YOUR INSTRUCTIONS: Scan the listing below. Report each line that includes "COURT".

╭─ INFORMATION GIVEN

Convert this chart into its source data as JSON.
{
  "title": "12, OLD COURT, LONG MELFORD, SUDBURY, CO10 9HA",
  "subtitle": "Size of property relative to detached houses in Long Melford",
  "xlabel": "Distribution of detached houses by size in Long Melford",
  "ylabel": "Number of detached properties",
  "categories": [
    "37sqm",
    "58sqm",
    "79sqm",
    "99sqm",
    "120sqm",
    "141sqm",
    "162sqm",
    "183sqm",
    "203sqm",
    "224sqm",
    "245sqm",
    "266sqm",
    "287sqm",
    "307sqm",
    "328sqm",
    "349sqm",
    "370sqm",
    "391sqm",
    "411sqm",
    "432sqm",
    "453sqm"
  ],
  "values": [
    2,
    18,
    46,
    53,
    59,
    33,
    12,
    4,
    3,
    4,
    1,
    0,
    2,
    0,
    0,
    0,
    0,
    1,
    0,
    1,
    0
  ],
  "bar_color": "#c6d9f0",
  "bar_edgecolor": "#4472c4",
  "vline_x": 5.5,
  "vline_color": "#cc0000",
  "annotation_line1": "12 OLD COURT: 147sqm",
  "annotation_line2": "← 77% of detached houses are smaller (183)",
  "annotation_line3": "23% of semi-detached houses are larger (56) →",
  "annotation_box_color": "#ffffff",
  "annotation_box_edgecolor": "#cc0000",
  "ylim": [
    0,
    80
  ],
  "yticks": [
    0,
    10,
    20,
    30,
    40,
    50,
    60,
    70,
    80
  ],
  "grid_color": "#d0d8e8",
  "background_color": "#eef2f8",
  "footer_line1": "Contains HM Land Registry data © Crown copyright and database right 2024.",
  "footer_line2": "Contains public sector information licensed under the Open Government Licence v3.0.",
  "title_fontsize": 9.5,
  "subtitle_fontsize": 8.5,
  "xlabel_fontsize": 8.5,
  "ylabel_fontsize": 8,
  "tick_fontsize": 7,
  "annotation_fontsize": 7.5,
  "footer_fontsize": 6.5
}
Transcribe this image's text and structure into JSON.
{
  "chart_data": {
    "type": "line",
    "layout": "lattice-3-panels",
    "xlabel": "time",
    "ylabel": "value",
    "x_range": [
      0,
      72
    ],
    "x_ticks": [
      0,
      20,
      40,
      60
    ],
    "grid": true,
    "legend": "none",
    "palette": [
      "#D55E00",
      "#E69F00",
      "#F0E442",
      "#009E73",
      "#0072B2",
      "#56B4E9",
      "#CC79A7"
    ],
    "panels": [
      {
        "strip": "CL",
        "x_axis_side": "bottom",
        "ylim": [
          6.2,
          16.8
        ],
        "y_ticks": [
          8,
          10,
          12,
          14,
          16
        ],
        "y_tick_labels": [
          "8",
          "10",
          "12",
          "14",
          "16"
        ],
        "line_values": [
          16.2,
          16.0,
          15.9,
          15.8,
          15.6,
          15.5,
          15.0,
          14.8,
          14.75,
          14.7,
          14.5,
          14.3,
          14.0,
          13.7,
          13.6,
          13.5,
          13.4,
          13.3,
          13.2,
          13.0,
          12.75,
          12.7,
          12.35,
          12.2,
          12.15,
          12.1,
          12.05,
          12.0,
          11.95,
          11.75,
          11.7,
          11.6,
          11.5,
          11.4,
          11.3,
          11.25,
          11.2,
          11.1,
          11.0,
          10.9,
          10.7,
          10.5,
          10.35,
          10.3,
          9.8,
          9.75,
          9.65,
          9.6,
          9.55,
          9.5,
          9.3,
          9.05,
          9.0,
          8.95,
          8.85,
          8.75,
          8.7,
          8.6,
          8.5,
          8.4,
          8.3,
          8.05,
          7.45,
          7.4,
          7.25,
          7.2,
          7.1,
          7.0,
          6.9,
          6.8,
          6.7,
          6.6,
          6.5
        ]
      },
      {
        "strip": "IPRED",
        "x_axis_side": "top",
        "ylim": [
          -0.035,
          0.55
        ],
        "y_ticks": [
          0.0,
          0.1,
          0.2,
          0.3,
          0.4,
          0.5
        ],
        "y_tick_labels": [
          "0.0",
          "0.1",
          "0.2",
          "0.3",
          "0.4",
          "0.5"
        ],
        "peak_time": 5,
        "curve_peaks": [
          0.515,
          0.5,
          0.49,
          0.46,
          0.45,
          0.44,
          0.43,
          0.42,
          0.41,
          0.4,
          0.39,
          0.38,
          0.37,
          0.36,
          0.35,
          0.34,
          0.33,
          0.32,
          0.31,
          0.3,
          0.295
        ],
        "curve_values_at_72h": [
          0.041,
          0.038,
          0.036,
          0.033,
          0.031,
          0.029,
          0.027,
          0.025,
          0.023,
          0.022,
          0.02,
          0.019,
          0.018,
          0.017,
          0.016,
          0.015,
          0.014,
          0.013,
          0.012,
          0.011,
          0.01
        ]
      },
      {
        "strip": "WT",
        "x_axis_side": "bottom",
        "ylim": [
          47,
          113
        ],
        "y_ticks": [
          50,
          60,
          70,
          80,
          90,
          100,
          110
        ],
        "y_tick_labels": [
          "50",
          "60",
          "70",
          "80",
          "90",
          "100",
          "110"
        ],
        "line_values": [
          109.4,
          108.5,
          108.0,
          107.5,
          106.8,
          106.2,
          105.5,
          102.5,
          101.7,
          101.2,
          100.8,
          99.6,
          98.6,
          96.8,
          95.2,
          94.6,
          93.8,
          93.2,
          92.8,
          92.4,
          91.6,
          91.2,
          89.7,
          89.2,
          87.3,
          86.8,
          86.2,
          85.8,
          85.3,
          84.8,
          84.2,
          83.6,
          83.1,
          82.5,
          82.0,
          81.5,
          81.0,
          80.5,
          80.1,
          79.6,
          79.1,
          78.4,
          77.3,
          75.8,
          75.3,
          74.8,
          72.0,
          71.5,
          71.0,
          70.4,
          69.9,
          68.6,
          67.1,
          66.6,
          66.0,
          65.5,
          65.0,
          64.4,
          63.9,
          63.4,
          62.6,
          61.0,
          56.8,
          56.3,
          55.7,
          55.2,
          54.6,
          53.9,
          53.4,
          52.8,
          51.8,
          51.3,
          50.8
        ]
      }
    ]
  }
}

╰─
╭─ INFORMATION GIVEN

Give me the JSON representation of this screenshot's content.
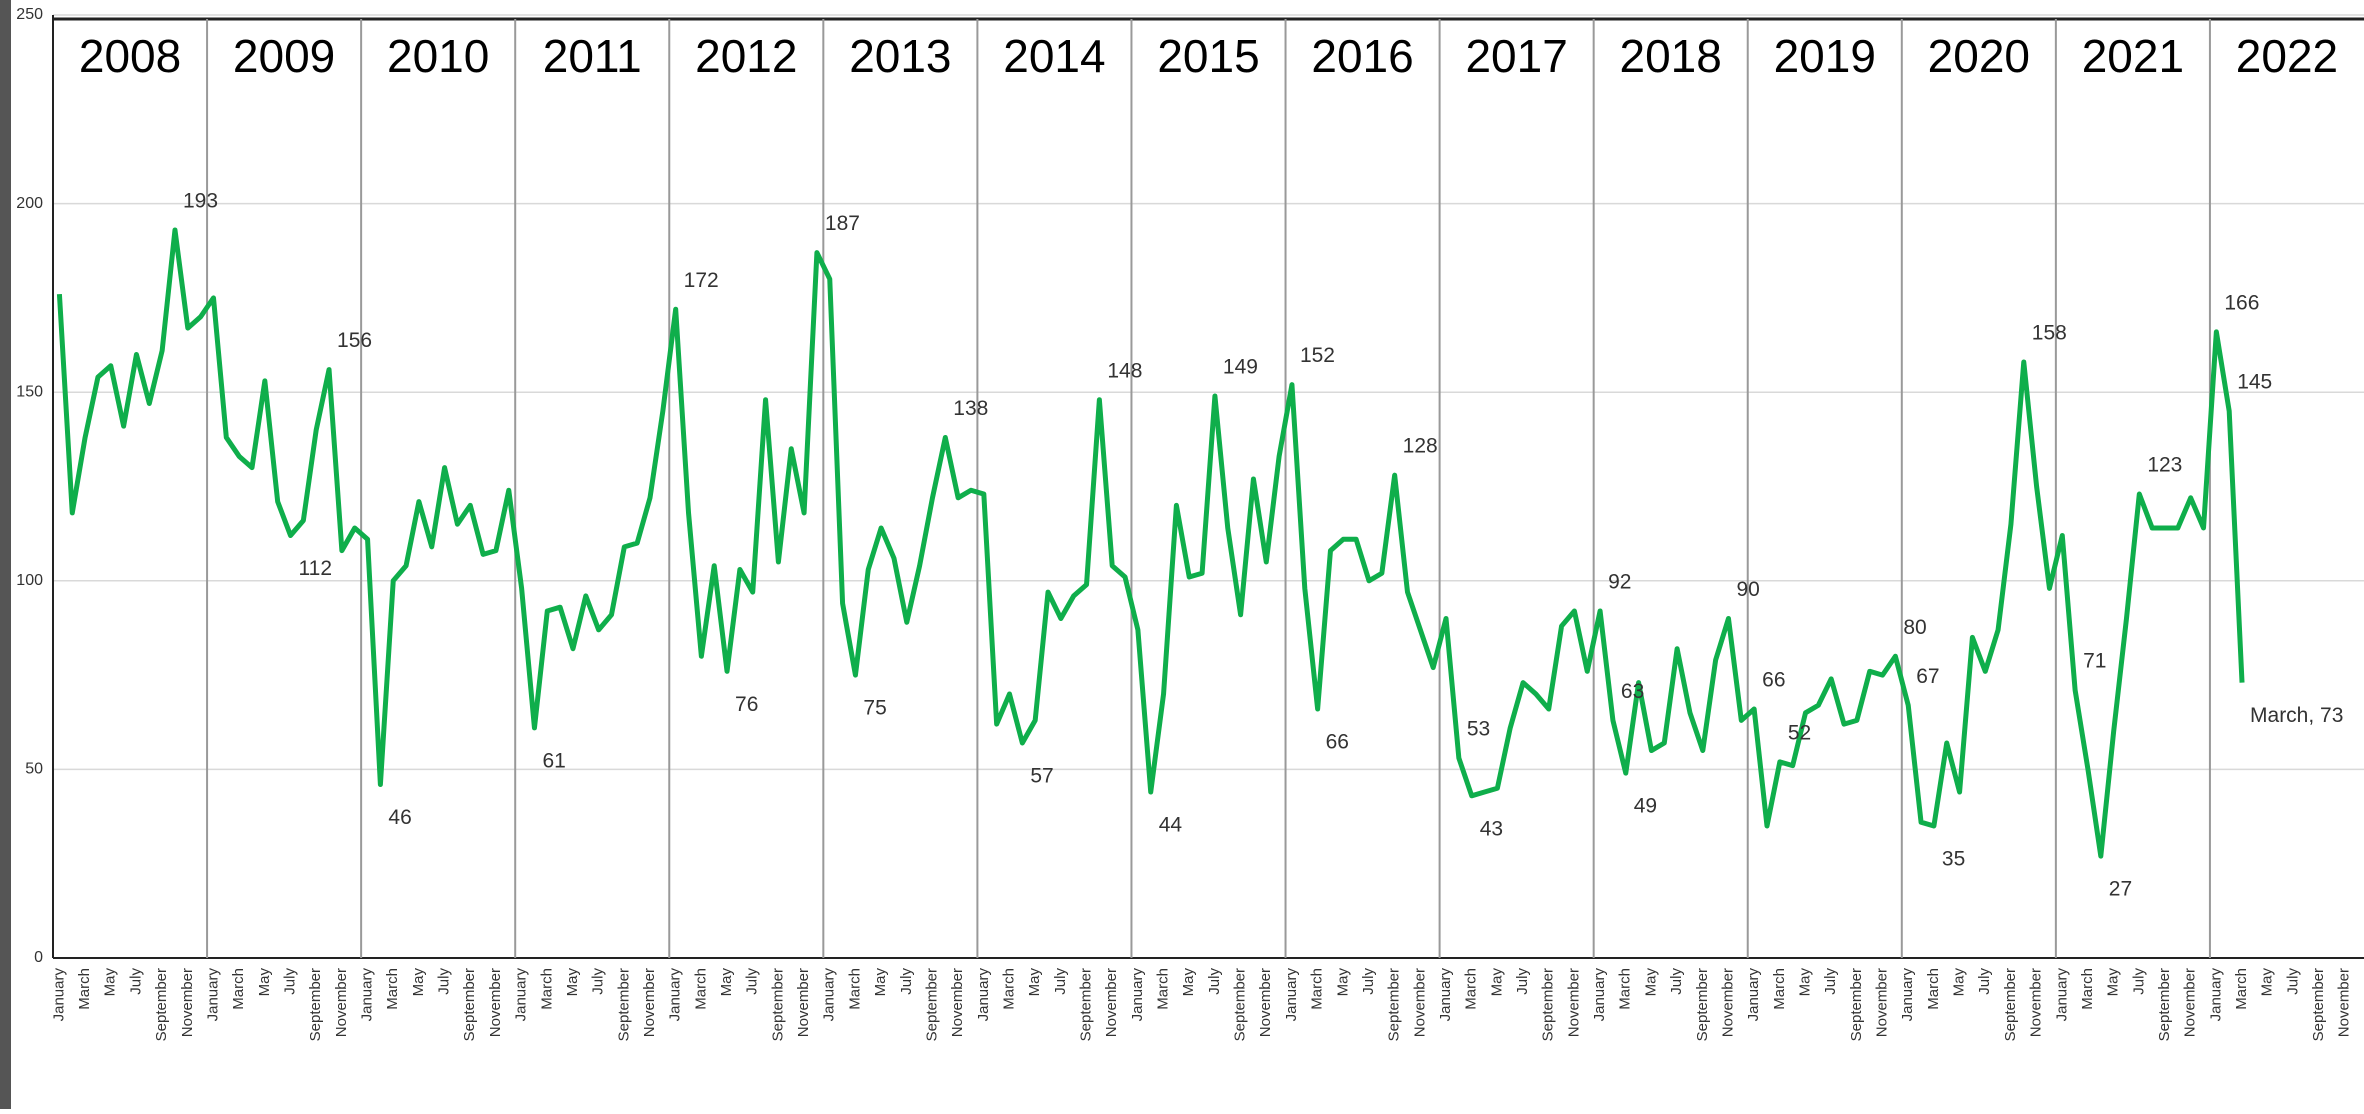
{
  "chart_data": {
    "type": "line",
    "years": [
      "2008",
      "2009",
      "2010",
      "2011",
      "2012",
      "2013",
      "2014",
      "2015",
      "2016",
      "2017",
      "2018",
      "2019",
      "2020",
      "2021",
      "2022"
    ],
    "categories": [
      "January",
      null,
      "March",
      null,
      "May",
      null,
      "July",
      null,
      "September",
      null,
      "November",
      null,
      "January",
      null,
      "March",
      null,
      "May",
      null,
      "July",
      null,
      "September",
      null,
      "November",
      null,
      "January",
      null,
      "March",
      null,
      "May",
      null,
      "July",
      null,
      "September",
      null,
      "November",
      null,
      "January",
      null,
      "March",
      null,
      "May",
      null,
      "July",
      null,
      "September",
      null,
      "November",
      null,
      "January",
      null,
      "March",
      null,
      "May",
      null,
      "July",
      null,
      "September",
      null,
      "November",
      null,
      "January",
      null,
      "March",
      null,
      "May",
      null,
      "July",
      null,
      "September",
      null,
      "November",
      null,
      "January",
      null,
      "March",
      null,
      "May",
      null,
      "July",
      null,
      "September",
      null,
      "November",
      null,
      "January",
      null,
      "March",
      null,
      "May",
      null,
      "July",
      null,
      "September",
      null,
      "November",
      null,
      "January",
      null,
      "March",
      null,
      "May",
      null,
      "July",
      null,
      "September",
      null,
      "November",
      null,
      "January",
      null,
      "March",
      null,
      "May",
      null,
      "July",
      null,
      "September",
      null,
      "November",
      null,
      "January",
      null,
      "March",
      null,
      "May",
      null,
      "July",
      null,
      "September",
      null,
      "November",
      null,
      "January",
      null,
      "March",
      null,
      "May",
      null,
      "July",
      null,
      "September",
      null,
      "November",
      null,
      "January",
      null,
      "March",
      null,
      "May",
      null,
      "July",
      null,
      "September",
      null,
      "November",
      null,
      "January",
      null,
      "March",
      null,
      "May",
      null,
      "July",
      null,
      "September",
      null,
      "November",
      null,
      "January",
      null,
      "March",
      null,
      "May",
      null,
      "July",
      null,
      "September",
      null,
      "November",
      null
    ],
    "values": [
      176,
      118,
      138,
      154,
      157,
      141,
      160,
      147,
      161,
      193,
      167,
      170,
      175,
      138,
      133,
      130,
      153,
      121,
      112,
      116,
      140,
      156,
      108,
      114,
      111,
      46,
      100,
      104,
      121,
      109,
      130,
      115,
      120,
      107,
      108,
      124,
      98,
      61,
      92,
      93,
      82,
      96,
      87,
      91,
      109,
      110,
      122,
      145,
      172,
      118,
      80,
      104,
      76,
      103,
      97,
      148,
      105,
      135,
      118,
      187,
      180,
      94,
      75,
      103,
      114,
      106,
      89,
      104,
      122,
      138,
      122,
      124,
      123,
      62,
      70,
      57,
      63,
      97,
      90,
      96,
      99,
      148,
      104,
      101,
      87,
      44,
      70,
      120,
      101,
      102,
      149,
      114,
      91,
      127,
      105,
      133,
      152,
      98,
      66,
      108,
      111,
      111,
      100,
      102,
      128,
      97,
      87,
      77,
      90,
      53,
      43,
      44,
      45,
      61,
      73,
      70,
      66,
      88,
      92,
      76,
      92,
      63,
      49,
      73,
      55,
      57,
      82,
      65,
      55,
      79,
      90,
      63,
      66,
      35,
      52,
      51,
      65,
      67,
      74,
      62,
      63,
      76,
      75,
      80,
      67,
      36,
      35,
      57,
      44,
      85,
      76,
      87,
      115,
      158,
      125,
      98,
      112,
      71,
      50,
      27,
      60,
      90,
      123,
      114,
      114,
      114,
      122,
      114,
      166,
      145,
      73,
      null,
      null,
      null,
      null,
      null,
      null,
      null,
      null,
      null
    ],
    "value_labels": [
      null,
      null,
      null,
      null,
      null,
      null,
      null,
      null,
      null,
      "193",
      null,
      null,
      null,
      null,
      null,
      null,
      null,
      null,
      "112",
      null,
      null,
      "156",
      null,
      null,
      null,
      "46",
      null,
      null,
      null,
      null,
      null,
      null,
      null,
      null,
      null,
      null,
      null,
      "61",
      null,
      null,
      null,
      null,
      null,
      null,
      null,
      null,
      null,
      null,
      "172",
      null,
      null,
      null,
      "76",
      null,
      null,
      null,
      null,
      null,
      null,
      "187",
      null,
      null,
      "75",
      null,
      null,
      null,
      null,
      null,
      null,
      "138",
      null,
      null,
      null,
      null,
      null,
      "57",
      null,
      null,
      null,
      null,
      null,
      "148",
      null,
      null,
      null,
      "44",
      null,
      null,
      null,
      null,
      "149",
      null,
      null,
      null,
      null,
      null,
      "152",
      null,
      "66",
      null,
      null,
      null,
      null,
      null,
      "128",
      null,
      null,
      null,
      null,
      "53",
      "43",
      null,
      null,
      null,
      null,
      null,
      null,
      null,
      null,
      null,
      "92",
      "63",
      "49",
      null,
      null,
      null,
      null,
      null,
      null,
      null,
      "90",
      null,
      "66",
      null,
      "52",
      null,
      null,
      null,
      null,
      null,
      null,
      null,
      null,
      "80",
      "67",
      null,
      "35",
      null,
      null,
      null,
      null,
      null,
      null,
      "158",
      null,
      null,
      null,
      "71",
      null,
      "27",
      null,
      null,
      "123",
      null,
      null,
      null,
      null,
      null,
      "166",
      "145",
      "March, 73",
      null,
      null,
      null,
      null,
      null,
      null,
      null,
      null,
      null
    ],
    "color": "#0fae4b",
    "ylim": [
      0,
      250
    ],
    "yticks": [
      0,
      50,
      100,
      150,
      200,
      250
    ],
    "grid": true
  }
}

╰─

RESULT:
  "title": "12, OLD COURT, LONG MELFORD, SUDBURY, CO10 9HA",
  "annotation_line1": "12 OLD COURT: 147sqm",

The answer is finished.